### Entries taken from a collection
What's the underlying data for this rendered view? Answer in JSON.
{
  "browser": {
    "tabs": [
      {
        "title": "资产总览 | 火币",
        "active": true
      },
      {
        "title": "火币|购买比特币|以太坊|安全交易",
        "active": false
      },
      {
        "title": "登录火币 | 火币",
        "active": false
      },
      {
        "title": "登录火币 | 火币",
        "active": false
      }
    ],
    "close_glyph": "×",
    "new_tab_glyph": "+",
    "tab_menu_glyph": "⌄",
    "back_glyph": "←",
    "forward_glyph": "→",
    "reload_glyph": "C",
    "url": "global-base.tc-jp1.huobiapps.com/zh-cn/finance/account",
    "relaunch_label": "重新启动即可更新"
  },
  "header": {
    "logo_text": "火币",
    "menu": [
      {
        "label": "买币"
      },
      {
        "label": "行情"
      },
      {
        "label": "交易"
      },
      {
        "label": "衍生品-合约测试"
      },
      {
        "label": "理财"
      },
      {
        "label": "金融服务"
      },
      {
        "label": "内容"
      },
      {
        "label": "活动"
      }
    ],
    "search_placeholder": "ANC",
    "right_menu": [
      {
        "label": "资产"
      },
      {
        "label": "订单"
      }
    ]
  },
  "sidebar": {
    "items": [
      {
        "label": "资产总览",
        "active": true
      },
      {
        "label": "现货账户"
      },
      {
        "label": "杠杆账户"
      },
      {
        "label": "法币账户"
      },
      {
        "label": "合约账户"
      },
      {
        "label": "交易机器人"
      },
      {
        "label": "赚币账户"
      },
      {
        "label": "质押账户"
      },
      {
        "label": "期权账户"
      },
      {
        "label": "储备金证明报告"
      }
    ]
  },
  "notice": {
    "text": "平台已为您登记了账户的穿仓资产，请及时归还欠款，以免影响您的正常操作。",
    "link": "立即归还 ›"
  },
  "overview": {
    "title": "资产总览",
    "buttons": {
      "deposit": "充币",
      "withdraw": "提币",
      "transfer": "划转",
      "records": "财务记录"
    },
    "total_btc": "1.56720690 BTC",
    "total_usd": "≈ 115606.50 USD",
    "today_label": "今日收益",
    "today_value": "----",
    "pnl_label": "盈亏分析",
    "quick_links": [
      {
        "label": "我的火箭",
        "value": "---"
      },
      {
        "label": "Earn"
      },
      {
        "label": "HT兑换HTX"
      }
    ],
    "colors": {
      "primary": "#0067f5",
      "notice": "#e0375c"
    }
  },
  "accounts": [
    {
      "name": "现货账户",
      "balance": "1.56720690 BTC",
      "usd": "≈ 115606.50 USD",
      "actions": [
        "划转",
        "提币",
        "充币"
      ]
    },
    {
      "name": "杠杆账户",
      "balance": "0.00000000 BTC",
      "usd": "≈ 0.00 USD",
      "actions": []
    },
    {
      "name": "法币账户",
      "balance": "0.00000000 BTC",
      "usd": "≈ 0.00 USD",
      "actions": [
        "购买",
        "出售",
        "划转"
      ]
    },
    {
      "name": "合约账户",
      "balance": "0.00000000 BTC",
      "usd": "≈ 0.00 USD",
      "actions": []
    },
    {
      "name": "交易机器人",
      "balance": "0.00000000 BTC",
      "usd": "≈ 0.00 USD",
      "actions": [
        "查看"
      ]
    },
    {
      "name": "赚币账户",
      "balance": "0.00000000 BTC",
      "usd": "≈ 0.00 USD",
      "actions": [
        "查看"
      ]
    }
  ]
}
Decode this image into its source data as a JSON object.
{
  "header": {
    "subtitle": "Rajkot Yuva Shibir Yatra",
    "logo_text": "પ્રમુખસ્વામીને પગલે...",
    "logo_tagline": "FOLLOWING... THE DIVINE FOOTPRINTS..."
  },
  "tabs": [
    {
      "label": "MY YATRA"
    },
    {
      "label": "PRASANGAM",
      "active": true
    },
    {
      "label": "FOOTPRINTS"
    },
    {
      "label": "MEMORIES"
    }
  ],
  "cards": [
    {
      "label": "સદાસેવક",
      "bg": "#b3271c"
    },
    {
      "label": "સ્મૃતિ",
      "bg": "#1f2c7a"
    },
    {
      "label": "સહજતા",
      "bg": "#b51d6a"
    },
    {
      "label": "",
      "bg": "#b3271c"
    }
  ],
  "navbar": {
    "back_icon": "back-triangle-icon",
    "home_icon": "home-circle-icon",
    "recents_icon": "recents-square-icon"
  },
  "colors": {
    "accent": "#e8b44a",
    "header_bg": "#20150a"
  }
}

### PROBLEM TO SOLVE
Write out the data again, exactly and in full.

### TASK SOLUTION
What's the underlying data for this rendered view? Answer in JSON.
{
  "browser": {
    "tabs": [
      {
        "title": "资产总览 | 火币",
        "active": true
      },
      {
        "title": "火币|购买比特币|以太坊|安全交易",
        "active": false
      },
      {
        "title": "登录火币 | 火币",
        "active": false
      },
      {
        "title": "登录火币 | 火币",
        "active": false
      }
    ],
    "close_glyph": "×",
    "new_tab_glyph": "+",
    "tab_menu_glyph": "⌄",
    "back_glyph": "←",
    "forward_glyph": "→",
    "reload_glyph": "C",
    "url": "global-base.tc-jp1.huobiapps.com/zh-cn/finance/account",
    "relaunch_label": "重新启动即可更新"
  },
  "header": {
    "logo_text": "火币",
    "menu": [
      {
        "label": "买币"
      },
      {
        "label": "行情"
      },
      {
        "label": "交易"
      },
      {
        "label": "衍生品-合约测试"
      },
      {
        "label": "理财"
      },
      {
        "label": "金融服务"
      },
      {
        "label": "内容"
      },
      {
        "label": "活动"
      }
    ],
    "search_placeholder": "ANC",
    "right_menu": [
      {
        "label": "资产"
      },
      {
        "label": "订单"
      }
    ]
  },
  "sidebar": {
    "items": [
      {
        "label": "资产总览",
        "active": true
      },
      {
        "label": "现货账户"
      },
      {
        "label": "杠杆账户"
      },
      {
        "label": "法币账户"
      },
      {
        "label": "合约账户"
      },
      {
        "label": "交易机器人"
      },
      {
        "label": "赚币账户"
      },
      {
        "label": "质押账户"
      },
      {
        "label": "期权账户"
      },
      {
        "label": "储备金证明报告"
      }
    ]
  },
  "notice": {
    "text": "平台已为您登记了账户的穿仓资产，请及时归还欠款，以免影响您的正常操作。",
    "link": "立即归还 ›"
  },
  "overview": {
    "title": "资产总览",
    "buttons": {
      "deposit": "充币",
      "withdraw": "提币",
      "transfer": "划转",
      "records": "财务记录"
    },
    "total_btc": "1.56720690 BTC",
    "total_usd": "≈ 115606.50 USD",
    "today_label": "今日收益",
    "today_value": "----",
    "pnl_label": "盈亏分析",
    "quick_links": [
      {
        "label": "我的火箭",
        "value": "---"
      },
      {
        "label": "Earn"
      },
      {
        "label": "HT兑换HTX"
      }
    ],
    "colors": {
      "primary": "#0067f5",
      "notice": "#e0375c"
    }
  },
  "accounts": [
    {
      "name": "现货账户",
      "balance": "1.56720690 BTC",
      "usd": "≈ 115606.50 USD",
      "actions": [
        "划转",
        "提币",
        "充币"
      ]
    },
    {
      "name": "杠杆账户",
      "balance": "0.00000000 BTC",
      "usd": "≈ 0.00 USD",
      "actions": []
    },
    {
      "name": "法币账户",
      "balance": "0.00000000 BTC",
      "usd": "≈ 0.00 USD",
      "actions": [
        "购买",
        "出售",
        "划转"
      ]
    },
    {
      "name": "合约账户",
      "balance": "0.00000000 BTC",
      "usd": "≈ 0.00 USD",
      "actions": []
    },
    {
      "name": "交易机器人",
      "balance": "0.00000000 BTC",
      "usd": "≈ 0.00 USD",
      "actions": [
        "查看"
      ]
    },
    {
      "name": "赚币账户",
      "balance": "0.00000000 BTC",
      "usd": "≈ 0.00 USD",
      "actions": [
        "查看"
      ]
    }
  ]
}
Decode this image into its source data as a JSON object.
{
  "header": {
    "subtitle": "Rajkot Yuva Shibir Yatra",
    "logo_text": "પ્રમુખસ્વામીને પગલે...",
    "logo_tagline": "FOLLOWING... THE DIVINE FOOTPRINTS..."
  },
  "tabs": [
    {
      "label": "MY YATRA"
    },
    {
      "label": "PRASANGAM",
      "active": true
    },
    {
      "label": "FOOTPRINTS"
    },
    {
      "label": "MEMORIES"
    }
  ],
  "cards": [
    {
      "label": "સદાસેવક",
      "bg": "#b3271c"
    },
    {
      "label": "સ્મૃતિ",
      "bg": "#1f2c7a"
    },
    {
      "label": "સહજતા",
      "bg": "#b51d6a"
    },
    {
      "label": "",
      "bg": "#b3271c"
    }
  ],
  "navbar": {
    "back_icon": "back-triangle-icon",
    "home_icon": "home-circle-icon",
    "recents_icon": "recents-square-icon"
  },
  "colors": {
    "accent": "#e8b44a",
    "header_bg": "#20150a"
  }
}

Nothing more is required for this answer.